Irrevocable Authorities

Friday, October 7, 2016

Where the relationship of principal and agent has been created by agreement, it is open to the parties to agree to terminate the relationship.   It is also generally possible for the parties to unilaterally terminate the relationship, that is, to withdraw agreement.   This may be by the giving of notice or by implied revocation.   This right to unilaterally terminate is subject to rules dealing with irrevocable authorities. (G Masel, The Laws of Australia, Thomson Lawbook Online, [8.1.80])

In agency law, an irrevocable authority is an authority given by a principal to affect a security or to secure the interest of the agent, and that cannot be revoked where the agency was created by deed or for valuable consideration (P Nygh & P Butt, Butterworths Concise Australian Legal Dictionary (1998), 2nd Edition, Lexis Nexis Butterworths, pg 244).

An authority is not irrevocable simply because it is stated to be so, however, revocation is not permitted, except by mutual agreement, where the authority to act for the principal has been given as security for the repayment of a debt or other obligation owed by the principal to the agent.   In such circumstances, the authority is said to be "coupled with an interest" and is irrevocable.   In Smart v Sandars (1848) 5 CB 895; 136 ER 152, an agent was given authority to sell goods on behalf of the principal and he made advances to the principal on the security of those goods.   However, it was held that in such a case the authority was revocable because at the time the agent was given authority he did not have an interest.   The right to earn a commission will not be a sufficient "interest", so that if the sole purpose of the agency is to allow the agent to earn commission, it will not be irrevocable (Frith v Frith [1906] AC 254 (PC)).   Where the authority is irrevocable at common law it will not be terminated by the death, insanity or bankruptcy of the principal. (G Masel, The Laws of Australia, Thomson Lawbook Online, [8.1.83])

▶ Job:
Please answer these questions from the text on irrevocable authorities.
1. By what two means may the parties unilaterally terminate the relationship of principal and agent?
2. In what two ways must the agency have been created for an irrevocable authority to be unrevokable?
3. Which case is cited for the point that the right to earn a commission is not a sufficient "interest"?

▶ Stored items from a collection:
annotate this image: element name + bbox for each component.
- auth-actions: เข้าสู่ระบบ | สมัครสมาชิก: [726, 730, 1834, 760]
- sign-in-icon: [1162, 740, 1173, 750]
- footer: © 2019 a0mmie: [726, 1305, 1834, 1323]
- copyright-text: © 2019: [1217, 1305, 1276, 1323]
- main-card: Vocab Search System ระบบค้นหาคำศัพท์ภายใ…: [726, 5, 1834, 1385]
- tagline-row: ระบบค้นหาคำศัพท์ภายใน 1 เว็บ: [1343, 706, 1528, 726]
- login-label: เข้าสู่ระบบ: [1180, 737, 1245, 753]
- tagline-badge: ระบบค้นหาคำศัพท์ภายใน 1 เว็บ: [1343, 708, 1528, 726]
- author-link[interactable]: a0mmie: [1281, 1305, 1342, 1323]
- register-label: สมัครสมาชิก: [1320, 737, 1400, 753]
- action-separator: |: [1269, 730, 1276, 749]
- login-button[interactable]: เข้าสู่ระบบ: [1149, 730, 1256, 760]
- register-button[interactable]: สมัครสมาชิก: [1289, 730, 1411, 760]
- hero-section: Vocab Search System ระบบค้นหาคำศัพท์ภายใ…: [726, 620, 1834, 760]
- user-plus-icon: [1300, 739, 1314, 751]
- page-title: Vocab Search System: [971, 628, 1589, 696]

▶ Response to the task:
1. By the giving of notice or by implied revocation.
2. By deed or for valuable consideration.
3. Frith v Frith [1906] AC 254 (PC).